| Perintah Tugas 1 |
Ulangi persis baris-baris di Bahan Tugas, dimulai dari baris pertamanya dan berhenti setelah baris yang memuat "panel-d-treated-point xyxy=(786,451,800,466)".
────────────────────
M Arief Pranoto, Pemerhati Masalah Internasional
“Barangsiapa merajai Lautan India maka ia bakal menjadi kunci percaturan di dunia internasional” (Alfred Mahan).
Betapa teori, atau tesis diatas telah menjadi doktrin di lingkungan Angkatan Laut (AL) AS bahkan sudah menjadi dogma serta agenda dari negara. Dan hingga kini, para pembuat kebijakan – strategi dan politik luar negeri Paman Sam setia mengamalkan doktrin leluhurnya pakar Geo-Strategi.
────────────────────
| Perintah Tugas 2 |
Salin persis sebagian kutipan dokumen, dimulai dari kata-kata "Betapa teori, atau" dan berhenti setelah "leluhurnya pakar Geo-Strategi.".
────────────────────
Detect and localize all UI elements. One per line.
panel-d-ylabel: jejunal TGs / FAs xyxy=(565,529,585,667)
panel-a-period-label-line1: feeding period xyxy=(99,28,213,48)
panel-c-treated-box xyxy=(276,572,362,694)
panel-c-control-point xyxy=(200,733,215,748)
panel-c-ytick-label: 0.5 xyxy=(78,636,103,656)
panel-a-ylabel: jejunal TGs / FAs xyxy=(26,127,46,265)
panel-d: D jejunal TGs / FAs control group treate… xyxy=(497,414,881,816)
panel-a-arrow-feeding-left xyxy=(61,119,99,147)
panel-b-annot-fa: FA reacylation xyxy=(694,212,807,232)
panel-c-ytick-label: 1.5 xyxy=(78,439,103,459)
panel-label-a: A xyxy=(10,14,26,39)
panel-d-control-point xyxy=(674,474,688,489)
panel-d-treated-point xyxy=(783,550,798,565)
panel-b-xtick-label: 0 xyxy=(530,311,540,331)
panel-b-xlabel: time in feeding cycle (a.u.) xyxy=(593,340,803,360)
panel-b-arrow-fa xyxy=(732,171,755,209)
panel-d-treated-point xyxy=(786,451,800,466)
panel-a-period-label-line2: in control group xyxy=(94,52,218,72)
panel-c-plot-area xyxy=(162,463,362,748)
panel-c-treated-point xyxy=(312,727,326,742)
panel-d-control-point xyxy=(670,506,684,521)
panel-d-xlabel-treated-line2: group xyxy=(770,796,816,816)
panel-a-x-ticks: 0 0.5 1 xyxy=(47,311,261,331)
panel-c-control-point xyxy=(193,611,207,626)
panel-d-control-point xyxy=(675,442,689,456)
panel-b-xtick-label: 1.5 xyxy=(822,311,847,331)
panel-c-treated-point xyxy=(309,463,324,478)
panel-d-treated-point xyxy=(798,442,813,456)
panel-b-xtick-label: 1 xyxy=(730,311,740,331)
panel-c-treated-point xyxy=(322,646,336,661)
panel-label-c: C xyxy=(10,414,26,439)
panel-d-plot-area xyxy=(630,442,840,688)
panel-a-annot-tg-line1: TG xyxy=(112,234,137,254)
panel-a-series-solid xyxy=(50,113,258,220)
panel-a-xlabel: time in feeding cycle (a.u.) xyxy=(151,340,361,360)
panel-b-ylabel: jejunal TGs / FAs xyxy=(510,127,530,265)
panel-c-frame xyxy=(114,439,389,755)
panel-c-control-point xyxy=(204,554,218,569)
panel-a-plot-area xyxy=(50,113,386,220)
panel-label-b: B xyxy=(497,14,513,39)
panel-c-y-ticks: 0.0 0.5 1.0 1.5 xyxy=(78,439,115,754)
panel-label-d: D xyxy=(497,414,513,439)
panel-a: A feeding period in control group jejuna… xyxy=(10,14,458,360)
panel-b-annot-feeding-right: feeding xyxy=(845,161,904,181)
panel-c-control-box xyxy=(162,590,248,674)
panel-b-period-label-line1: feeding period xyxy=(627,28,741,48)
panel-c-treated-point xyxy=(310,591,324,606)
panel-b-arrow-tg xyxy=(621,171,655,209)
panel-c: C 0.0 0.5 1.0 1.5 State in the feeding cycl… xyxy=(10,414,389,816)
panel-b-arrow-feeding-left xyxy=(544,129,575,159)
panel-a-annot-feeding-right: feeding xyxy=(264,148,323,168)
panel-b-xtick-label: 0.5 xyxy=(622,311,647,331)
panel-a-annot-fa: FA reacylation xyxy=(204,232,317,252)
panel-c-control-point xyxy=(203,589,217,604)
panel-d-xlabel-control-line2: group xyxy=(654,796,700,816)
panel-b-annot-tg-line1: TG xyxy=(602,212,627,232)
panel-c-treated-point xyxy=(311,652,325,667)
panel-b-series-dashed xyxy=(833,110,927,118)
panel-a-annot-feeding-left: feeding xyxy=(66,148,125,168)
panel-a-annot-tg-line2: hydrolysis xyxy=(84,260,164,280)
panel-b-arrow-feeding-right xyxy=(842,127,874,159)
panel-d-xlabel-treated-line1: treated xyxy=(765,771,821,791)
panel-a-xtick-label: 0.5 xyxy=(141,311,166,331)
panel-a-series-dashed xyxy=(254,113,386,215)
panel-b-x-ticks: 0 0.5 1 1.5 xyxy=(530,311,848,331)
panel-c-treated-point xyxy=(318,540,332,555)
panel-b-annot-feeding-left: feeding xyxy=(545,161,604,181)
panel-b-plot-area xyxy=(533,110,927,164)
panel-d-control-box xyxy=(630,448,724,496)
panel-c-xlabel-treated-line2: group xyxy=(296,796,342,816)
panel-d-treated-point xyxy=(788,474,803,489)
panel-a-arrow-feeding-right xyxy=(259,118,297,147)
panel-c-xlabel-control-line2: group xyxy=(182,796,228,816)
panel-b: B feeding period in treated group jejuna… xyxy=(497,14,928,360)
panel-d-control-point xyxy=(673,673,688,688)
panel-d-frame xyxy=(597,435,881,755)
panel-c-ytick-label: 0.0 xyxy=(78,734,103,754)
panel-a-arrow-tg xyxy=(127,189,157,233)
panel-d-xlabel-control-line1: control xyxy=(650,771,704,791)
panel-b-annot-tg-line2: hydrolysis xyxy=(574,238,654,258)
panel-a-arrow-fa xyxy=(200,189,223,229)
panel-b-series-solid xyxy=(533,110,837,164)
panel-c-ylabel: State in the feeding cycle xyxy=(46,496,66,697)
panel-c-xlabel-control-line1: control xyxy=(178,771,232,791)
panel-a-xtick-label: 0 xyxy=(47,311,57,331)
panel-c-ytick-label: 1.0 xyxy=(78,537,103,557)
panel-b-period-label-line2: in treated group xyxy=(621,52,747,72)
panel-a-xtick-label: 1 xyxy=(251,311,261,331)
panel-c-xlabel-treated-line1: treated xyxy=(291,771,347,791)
────────────────────
| Jawaban Benar 1 |
Detect and localize all UI elements. One per line.
panel-d-ylabel: jejunal TGs / FAs xyxy=(565,529,585,667)
panel-a-period-label-line1: feeding period xyxy=(99,28,213,48)
panel-c-treated-box xyxy=(276,572,362,694)
panel-c-control-point xyxy=(200,733,215,748)
panel-c-ytick-label: 0.5 xyxy=(78,636,103,656)
panel-a-ylabel: jejunal TGs / FAs xyxy=(26,127,46,265)
panel-d: D jejunal TGs / FAs control group treate… xyxy=(497,414,881,816)
panel-a-arrow-feeding-left xyxy=(61,119,99,147)
panel-b-annot-fa: FA reacylation xyxy=(694,212,807,232)
panel-c-ytick-label: 1.5 xyxy=(78,439,103,459)
panel-label-a: A xyxy=(10,14,26,39)
panel-d-control-point xyxy=(674,474,688,489)
panel-d-treated-point xyxy=(783,550,798,565)
panel-b-xtick-label: 0 xyxy=(530,311,540,331)
panel-b-xlabel: time in feeding cycle (a.u.) xyxy=(593,340,803,360)
panel-b-arrow-fa xyxy=(732,171,755,209)
panel-d-treated-point xyxy=(786,451,800,466)

| Jawaban Benar 2 |
Betapa teori, atau tesis diatas telah menjadi doktrin di lingkungan Angkatan Laut (AL) AS bahkan sudah menjadi dogma serta agenda dari negara. Dan hingga kini, para pembuat kebijakan – strategi dan politik luar negeri Paman Sam setia mengamalkan doktrin leluhurnya pakar Geo-Strategi.